Written instruction: Copy out each line that mentions the word "Pearson".

#### Material for this exercise ####

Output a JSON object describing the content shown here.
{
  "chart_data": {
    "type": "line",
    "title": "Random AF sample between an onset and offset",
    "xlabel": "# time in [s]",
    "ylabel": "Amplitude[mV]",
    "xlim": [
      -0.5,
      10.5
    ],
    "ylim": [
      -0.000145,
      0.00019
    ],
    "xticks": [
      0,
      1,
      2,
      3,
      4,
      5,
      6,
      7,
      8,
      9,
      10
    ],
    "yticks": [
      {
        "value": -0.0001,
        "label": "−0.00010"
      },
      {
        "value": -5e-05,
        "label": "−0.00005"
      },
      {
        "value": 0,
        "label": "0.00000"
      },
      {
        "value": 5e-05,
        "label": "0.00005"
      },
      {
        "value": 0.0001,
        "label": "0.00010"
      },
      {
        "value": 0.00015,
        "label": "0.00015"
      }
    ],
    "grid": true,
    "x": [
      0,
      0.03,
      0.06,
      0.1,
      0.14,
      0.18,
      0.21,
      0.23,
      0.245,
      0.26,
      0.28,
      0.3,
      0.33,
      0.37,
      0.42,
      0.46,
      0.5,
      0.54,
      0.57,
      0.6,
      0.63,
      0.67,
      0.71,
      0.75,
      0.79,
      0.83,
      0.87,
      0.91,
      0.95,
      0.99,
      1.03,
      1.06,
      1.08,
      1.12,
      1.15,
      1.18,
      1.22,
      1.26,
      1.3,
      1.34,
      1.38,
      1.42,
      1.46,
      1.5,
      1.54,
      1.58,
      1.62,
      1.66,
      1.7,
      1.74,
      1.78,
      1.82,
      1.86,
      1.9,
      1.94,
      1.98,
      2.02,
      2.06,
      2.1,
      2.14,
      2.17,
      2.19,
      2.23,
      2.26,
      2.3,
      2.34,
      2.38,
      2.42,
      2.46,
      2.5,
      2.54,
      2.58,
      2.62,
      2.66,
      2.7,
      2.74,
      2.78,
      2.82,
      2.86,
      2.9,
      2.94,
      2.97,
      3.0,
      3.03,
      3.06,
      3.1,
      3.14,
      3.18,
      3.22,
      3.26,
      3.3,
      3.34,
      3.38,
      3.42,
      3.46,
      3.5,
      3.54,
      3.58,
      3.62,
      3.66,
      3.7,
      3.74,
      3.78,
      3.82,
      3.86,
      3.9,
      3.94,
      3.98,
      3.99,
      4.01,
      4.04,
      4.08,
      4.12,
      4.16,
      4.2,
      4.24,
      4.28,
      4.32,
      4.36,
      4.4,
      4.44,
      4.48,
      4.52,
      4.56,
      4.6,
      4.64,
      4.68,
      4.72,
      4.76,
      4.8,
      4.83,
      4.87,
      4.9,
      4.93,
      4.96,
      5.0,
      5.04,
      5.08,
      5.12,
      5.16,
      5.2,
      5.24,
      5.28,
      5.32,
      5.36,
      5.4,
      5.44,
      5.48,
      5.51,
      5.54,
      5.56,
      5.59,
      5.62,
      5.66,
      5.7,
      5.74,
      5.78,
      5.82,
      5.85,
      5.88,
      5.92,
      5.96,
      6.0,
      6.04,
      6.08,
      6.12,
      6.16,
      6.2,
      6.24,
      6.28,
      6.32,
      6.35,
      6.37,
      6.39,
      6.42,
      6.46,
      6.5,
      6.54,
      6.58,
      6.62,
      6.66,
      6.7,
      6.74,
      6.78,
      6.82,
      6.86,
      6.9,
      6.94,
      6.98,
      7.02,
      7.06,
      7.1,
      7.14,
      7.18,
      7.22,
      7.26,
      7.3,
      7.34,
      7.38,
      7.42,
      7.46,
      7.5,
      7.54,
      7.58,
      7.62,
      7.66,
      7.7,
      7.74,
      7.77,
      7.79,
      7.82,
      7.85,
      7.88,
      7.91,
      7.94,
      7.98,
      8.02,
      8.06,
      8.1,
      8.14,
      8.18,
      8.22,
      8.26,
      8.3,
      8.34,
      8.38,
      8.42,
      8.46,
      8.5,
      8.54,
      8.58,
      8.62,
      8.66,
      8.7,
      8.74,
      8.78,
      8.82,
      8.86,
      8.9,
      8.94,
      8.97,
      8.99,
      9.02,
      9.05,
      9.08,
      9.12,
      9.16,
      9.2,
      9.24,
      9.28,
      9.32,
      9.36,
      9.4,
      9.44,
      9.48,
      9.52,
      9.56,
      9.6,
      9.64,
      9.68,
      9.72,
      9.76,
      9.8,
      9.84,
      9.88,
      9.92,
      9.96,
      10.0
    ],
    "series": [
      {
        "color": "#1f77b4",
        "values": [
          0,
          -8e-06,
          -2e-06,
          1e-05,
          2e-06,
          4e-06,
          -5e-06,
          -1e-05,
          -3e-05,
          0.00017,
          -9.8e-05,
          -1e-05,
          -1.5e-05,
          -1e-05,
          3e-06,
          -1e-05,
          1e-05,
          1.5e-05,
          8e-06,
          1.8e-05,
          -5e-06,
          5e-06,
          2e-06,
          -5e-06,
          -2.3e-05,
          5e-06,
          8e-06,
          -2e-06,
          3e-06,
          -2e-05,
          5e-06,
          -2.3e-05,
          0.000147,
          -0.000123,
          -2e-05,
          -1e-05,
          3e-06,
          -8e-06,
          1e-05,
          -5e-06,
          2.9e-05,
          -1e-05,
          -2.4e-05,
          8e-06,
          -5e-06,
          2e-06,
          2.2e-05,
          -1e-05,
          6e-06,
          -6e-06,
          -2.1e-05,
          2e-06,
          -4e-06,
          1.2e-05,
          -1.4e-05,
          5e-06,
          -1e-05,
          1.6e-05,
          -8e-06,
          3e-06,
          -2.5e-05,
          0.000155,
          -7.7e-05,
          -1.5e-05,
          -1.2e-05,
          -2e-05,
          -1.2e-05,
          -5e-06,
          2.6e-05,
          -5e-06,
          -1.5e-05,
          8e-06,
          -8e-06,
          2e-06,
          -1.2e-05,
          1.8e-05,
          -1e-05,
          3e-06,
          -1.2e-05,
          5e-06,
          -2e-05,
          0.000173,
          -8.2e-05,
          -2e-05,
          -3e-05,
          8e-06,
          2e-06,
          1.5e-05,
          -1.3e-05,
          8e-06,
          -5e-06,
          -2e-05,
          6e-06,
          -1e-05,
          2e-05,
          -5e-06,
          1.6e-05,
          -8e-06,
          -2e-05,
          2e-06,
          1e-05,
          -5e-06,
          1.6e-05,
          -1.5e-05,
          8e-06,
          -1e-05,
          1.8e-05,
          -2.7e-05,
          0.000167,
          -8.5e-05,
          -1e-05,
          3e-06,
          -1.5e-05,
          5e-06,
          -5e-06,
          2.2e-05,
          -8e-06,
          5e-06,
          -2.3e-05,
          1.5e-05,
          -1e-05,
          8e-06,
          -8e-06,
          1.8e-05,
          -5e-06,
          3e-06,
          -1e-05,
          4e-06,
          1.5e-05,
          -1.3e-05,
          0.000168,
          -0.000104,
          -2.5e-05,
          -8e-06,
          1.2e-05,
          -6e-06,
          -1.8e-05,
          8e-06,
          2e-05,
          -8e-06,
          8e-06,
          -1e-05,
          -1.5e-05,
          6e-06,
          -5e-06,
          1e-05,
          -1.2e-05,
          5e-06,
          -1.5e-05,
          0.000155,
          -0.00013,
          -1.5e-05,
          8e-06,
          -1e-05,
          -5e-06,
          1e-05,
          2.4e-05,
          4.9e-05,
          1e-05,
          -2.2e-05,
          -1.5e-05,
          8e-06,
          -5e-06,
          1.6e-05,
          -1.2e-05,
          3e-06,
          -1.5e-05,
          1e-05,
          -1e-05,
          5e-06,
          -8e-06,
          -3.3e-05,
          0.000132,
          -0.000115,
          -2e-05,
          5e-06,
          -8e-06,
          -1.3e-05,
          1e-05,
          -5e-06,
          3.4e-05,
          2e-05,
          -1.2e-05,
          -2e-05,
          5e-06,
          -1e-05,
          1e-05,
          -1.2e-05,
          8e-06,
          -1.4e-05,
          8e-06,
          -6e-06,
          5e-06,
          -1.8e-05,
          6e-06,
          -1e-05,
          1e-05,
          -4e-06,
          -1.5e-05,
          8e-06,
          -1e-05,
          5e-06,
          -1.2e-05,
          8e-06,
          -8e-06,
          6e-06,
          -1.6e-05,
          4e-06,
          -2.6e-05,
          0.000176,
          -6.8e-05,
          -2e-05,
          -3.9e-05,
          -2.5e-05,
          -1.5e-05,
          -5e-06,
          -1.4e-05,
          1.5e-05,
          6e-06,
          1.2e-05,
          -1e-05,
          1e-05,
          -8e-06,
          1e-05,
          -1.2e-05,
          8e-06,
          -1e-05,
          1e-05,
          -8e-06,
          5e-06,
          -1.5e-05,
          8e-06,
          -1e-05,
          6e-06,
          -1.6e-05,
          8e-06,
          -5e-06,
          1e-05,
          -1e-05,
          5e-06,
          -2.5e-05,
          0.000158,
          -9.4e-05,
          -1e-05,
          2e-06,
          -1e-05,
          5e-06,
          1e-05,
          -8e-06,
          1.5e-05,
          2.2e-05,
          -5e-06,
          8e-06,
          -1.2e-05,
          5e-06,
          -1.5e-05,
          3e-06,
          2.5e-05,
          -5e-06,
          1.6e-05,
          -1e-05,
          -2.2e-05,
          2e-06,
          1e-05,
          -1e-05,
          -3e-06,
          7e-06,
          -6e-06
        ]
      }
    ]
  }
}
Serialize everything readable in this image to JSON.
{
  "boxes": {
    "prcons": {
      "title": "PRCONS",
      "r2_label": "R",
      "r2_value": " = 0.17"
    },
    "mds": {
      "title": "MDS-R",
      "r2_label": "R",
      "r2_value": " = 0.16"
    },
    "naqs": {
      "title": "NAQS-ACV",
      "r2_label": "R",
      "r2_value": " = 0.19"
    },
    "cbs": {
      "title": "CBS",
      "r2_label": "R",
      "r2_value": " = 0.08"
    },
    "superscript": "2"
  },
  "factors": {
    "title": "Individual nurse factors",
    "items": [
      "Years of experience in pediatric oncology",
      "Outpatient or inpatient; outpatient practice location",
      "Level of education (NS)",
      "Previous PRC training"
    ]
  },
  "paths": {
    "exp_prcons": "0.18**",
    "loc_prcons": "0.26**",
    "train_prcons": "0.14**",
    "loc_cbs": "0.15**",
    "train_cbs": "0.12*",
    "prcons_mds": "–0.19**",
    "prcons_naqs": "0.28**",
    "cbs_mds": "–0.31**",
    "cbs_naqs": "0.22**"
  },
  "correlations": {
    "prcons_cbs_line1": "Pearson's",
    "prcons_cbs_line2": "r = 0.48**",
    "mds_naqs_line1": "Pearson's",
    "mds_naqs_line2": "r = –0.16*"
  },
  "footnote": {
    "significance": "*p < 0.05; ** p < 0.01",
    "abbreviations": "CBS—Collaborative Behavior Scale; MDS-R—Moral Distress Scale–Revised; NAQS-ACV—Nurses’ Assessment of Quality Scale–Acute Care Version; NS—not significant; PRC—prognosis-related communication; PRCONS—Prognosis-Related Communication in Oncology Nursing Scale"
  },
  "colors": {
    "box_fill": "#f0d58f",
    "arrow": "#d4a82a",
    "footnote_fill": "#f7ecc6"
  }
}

####

Solution below:
    "prcons_cbs_line1": "Pearson's",
    "mds_naqs_line1": "Pearson's",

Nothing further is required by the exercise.